--- START OF Material ---

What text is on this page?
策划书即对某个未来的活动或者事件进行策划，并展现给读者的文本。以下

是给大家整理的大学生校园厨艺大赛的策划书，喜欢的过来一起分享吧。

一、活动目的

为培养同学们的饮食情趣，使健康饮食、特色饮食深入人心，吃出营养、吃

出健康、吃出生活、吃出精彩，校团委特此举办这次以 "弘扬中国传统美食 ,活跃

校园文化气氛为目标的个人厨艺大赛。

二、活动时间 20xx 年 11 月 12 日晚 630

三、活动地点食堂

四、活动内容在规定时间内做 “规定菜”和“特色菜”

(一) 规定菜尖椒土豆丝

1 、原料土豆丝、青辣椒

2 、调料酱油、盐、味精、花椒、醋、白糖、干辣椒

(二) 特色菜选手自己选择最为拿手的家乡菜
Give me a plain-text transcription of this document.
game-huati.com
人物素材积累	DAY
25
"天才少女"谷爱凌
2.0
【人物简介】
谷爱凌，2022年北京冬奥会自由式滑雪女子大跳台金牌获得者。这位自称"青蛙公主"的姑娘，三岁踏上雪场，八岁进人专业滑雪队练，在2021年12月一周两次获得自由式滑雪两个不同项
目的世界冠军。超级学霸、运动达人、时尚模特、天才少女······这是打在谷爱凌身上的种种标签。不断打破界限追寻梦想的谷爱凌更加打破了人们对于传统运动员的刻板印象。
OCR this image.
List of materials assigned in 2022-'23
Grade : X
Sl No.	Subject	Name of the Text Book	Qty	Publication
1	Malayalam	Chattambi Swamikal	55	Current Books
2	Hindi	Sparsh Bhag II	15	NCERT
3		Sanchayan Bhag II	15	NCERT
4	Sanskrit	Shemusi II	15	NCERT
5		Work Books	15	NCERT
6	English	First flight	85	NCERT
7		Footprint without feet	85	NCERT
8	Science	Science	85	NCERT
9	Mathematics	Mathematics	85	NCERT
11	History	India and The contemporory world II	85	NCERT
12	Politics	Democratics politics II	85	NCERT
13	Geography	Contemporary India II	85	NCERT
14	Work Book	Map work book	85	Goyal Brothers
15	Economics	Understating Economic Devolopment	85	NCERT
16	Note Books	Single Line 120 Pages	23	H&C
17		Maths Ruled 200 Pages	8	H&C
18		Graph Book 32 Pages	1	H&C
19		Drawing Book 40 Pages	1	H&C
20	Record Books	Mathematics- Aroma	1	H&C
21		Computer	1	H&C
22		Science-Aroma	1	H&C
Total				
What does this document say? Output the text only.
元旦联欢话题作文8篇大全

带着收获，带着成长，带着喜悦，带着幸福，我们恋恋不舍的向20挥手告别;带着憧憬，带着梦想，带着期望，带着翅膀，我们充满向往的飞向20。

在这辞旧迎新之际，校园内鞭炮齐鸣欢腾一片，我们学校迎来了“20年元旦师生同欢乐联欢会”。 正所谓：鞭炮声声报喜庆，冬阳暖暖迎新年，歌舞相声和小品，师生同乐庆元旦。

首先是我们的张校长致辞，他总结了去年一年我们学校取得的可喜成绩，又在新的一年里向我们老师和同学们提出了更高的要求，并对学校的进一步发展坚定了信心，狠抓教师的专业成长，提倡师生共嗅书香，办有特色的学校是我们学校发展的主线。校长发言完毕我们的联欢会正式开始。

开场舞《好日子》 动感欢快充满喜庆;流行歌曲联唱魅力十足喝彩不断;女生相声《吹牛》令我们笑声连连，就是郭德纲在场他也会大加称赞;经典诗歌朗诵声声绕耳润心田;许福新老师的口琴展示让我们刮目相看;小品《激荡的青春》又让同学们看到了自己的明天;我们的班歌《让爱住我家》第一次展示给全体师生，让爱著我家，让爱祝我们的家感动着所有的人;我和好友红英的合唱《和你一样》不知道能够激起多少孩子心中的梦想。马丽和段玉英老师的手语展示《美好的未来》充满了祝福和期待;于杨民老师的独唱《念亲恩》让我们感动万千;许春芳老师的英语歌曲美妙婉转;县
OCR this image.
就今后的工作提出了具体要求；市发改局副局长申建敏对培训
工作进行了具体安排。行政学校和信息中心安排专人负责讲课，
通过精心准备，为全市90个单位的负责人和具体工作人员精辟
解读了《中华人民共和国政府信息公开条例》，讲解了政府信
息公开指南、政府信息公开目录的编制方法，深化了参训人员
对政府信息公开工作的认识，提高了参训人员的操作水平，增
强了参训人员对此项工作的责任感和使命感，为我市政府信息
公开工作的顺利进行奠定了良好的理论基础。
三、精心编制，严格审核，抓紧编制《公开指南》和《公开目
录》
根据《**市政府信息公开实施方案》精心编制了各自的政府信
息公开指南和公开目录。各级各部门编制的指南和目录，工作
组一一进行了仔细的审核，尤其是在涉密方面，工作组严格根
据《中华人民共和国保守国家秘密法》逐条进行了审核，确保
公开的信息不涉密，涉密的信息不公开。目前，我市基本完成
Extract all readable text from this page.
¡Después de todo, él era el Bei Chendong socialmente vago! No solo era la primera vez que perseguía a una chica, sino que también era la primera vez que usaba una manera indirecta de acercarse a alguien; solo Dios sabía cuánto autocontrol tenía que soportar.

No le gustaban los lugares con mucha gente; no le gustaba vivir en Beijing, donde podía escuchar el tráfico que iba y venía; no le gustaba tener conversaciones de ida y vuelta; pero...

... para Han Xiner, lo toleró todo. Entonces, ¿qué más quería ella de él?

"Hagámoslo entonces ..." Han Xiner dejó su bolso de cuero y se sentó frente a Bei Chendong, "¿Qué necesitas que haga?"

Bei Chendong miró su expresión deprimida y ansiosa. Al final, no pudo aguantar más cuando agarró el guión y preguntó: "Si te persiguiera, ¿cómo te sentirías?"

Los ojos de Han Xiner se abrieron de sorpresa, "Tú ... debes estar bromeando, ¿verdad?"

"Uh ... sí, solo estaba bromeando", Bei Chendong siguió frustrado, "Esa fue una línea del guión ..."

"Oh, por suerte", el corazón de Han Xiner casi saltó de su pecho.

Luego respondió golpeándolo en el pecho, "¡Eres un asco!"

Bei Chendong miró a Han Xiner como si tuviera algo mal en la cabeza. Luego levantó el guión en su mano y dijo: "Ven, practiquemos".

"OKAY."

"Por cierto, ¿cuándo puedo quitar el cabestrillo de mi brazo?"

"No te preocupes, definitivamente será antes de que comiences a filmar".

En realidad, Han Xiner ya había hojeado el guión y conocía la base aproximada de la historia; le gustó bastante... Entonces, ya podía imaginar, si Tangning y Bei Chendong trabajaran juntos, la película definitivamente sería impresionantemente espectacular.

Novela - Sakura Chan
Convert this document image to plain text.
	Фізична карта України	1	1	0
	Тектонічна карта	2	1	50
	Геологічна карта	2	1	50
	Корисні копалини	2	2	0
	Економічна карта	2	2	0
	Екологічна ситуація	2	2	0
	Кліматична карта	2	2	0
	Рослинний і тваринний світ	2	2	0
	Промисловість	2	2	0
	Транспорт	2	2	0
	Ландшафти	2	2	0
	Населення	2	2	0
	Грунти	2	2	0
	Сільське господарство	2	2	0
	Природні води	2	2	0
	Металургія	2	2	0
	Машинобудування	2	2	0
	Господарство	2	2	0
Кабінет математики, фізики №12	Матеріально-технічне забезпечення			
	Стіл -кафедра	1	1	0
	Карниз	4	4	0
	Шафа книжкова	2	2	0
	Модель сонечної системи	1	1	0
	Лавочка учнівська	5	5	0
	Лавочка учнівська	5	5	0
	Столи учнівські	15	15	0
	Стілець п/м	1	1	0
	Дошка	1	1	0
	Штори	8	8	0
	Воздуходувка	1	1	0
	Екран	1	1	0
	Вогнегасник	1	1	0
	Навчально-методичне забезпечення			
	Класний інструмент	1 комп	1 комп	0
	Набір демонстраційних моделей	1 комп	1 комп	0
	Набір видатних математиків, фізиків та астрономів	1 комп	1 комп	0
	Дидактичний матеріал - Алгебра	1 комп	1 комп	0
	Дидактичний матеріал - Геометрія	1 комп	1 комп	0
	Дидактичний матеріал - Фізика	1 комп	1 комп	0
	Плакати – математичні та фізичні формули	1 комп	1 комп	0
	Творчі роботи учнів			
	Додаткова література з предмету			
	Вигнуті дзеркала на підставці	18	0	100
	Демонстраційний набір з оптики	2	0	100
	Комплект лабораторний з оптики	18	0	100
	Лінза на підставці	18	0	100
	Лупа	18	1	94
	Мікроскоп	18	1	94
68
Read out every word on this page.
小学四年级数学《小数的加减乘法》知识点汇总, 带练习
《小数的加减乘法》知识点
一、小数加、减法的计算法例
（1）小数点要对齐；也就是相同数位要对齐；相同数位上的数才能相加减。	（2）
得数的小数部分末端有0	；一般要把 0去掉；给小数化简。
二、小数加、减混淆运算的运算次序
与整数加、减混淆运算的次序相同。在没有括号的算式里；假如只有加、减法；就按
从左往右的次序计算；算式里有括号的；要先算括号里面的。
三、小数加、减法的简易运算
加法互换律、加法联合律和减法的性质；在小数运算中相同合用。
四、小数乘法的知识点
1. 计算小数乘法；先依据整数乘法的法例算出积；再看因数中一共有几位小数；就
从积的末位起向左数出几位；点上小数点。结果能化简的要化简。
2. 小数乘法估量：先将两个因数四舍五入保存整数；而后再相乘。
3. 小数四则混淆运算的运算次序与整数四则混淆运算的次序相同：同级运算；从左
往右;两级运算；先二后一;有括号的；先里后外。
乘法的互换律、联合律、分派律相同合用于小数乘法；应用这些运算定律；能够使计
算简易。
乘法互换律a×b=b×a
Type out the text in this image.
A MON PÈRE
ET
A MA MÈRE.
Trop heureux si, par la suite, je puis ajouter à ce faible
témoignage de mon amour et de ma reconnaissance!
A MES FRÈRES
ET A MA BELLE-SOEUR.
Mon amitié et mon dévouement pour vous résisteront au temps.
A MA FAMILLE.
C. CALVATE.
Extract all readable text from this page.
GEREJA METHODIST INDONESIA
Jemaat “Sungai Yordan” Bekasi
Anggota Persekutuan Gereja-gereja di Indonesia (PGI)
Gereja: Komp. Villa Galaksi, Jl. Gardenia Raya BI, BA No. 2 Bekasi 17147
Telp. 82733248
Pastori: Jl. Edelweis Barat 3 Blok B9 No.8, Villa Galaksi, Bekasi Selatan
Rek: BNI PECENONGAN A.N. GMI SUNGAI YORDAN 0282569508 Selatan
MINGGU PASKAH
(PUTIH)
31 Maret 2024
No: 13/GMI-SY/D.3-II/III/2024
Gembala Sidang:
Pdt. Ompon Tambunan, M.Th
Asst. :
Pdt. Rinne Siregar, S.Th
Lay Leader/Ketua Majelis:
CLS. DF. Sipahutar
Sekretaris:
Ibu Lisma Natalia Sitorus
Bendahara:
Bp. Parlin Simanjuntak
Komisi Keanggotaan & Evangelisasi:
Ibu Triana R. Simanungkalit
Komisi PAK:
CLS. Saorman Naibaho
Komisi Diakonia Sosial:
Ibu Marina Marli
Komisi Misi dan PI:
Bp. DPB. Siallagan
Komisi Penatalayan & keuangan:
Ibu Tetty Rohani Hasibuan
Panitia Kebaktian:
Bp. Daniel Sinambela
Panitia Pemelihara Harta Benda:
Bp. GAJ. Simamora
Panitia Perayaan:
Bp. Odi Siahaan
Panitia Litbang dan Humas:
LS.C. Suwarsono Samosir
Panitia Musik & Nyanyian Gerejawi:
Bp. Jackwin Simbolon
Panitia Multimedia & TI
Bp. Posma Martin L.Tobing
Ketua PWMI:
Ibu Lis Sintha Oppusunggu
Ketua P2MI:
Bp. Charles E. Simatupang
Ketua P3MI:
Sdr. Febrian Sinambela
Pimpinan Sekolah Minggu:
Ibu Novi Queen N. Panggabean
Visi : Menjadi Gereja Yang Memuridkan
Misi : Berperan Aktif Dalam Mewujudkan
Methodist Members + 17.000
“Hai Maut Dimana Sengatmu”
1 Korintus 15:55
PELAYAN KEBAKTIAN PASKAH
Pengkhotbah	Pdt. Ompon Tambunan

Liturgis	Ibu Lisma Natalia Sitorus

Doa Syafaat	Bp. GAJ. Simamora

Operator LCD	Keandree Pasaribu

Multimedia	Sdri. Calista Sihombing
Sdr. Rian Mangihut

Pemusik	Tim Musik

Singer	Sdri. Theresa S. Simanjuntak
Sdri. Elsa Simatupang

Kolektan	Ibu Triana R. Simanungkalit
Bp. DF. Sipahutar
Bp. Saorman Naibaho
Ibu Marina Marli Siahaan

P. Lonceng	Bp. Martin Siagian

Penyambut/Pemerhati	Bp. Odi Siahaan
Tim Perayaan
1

--- END OF Material ---

**Task instructions:** Indicate how many lines of the material include the word "Simanjuntak"; the number alone is required.

**Response for this exercise:** 2